THE TASK: Please return all lines of the data below containing the string "Cricket".

DATASET:
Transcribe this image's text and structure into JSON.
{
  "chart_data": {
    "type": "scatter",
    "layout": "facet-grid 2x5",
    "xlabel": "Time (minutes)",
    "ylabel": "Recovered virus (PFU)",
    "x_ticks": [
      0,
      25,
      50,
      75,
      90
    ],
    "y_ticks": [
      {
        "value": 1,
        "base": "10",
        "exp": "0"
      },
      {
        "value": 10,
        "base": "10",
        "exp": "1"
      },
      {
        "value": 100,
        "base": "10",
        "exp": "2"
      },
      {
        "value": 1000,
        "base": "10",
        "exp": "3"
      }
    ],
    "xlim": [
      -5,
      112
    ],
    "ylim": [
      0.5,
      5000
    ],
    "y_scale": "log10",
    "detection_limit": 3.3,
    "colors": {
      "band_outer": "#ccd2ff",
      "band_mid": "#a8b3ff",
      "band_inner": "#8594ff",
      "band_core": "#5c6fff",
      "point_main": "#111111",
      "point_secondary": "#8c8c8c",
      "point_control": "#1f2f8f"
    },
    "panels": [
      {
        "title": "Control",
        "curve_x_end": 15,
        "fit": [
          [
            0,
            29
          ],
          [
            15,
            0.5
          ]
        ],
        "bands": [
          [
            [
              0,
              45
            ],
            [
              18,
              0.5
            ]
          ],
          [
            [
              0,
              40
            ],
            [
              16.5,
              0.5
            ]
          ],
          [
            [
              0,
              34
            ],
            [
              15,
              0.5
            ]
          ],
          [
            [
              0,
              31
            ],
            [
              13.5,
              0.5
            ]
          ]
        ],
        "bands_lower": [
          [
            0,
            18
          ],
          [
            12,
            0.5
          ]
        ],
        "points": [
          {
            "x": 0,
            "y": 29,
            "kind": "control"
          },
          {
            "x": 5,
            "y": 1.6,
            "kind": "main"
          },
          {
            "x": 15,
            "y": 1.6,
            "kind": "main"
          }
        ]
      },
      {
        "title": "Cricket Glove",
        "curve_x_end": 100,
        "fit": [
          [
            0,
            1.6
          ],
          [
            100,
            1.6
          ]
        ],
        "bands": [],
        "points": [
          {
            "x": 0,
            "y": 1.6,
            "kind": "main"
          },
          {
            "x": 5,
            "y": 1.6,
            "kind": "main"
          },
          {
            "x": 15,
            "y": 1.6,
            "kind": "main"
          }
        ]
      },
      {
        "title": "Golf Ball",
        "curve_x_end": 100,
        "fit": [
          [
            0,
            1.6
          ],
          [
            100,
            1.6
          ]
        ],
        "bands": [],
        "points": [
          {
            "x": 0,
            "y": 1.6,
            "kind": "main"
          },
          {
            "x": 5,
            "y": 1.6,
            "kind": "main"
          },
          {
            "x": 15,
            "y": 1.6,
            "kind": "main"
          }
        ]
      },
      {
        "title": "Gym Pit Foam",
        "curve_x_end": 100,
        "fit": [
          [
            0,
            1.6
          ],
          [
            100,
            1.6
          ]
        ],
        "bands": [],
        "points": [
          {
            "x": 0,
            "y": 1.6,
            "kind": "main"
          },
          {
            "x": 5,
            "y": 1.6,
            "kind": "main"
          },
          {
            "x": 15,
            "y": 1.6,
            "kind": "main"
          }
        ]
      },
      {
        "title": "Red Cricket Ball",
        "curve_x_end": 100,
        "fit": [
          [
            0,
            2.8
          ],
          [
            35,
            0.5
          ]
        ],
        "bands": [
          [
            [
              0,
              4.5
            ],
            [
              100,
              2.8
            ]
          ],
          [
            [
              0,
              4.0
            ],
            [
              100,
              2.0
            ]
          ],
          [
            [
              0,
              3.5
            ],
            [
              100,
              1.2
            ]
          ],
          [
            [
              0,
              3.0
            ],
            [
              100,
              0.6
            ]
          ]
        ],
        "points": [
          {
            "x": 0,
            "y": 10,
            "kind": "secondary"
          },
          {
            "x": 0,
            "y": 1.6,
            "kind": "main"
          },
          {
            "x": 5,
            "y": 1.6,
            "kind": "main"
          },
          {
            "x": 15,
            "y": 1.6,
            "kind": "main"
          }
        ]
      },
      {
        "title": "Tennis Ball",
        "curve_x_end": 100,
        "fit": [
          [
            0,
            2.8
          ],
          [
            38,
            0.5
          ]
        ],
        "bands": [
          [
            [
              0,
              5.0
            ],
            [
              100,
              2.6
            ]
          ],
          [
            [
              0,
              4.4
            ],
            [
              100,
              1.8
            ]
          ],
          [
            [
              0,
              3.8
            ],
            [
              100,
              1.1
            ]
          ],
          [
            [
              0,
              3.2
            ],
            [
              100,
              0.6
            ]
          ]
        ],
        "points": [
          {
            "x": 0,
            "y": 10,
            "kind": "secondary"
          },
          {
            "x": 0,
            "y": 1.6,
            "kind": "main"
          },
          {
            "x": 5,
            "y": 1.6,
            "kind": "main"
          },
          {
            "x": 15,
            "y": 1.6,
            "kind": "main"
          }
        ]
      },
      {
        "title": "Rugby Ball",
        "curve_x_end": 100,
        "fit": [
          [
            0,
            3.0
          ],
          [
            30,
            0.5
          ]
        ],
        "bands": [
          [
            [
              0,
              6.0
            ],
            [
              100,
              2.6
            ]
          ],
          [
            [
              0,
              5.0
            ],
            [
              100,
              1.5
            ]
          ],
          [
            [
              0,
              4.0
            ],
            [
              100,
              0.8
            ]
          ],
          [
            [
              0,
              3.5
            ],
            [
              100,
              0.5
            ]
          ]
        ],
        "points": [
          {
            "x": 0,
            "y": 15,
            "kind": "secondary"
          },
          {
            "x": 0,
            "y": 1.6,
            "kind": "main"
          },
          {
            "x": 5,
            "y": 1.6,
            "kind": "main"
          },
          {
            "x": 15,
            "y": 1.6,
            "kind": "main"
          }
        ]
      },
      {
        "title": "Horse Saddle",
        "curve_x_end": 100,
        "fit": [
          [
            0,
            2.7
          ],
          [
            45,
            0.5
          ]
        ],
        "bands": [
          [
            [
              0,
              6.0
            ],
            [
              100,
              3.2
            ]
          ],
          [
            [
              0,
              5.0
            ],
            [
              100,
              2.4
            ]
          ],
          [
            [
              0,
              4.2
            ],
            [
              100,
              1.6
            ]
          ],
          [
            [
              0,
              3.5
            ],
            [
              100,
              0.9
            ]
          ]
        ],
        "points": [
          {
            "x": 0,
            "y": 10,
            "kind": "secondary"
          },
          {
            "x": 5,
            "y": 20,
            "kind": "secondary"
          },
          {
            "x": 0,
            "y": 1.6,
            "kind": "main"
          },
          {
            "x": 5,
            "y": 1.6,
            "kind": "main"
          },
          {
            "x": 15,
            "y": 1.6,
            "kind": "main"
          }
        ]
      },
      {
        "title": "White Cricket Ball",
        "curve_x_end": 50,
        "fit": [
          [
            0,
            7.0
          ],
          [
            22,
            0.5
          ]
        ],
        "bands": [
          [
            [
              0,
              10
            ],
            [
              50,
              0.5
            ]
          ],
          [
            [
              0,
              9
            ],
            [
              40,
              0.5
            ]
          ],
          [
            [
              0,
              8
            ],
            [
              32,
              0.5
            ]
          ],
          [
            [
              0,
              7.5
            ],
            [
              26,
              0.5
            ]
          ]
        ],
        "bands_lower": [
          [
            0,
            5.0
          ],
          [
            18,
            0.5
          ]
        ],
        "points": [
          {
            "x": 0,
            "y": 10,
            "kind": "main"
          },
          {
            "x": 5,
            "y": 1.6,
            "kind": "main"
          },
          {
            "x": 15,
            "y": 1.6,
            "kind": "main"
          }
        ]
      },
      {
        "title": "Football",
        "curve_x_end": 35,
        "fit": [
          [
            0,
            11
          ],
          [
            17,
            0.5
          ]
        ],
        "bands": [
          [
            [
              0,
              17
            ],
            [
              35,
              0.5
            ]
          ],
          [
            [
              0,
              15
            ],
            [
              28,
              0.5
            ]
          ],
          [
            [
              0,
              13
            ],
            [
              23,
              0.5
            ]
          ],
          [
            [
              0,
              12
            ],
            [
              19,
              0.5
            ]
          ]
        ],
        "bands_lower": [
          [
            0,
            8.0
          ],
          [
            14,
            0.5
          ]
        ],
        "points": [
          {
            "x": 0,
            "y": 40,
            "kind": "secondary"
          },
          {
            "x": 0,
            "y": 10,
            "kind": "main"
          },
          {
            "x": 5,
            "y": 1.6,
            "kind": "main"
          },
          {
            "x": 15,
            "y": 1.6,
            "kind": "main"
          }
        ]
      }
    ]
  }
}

TASK OUTPUT:
        "title": "Cricket Glove",
        "title": "Red Cricket Ball",
        "title": "White Cricket Ball",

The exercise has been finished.